**課題の概要:**
財政支出を扱った本文から、新型コロナ対策で巨額の国債を発行しつつ、増税などによる償還計画を立てた国をすべて挙げてください。

**本文:**
連載「公共を創る 新たな行政の役割」の第210回「政府の役割の再定義ー大規模な財政支出とその財源」が、発行されました。
官僚にはできない政治の役割として、国民に負担を問うことを議論しています。今回取り上げるのは、予想外の事態に対する財政出動の際に、かつてはその財源を考えたのですが、近年では赤字国債で先送りしていることです。極端に財政が悪化しているのに、その上に巨額の赤字を積んでいます。
東日本大震災への費用は、15年度までの5年間で、当初は約19兆円と試算されました。当時は民主党政権でしたが、その財源を、増税、歳出削減、日本郵政の株式売却などで確保しました。
新型コロナ対策では、各国とも医療や経済対策に巨額の資金を支出する一方で、経済停滞で税収も大きく減り、財政は悪化しました。その財政悪化にどのように対応したかで、各国の違いが出ました。アメリカ、イギリス、ドイツ、フランスでは、巨額の国債を発行しつつ、増税などによる償還計画を立て、また経理を別にして明確にしました。しかし日本では、償還計画を立てることなく、赤字国債をそのまま増やしたのです。
かつてドイツの総選挙で、与野党ともに増税を訴えた事例も紹介しました。

**表示された情報:**

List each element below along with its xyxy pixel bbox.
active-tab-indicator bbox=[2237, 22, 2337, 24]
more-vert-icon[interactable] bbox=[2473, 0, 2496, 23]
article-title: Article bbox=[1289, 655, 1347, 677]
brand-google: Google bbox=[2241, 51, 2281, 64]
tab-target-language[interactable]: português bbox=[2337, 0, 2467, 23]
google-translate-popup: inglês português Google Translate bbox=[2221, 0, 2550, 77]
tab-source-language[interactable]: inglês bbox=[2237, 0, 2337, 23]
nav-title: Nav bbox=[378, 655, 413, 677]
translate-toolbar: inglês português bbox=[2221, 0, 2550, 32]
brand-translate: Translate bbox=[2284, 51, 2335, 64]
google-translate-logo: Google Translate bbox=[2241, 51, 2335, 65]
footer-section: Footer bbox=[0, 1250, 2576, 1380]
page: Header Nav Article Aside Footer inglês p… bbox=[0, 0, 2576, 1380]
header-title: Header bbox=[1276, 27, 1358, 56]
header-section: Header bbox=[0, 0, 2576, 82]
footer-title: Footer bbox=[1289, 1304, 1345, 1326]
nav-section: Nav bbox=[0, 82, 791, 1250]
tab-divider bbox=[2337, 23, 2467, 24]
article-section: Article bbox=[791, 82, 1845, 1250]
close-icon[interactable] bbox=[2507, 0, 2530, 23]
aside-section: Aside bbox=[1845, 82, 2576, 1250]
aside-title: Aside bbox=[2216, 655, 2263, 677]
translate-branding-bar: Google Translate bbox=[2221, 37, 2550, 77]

**回答:**
アメリカ、イギリス、ドイツ、フランス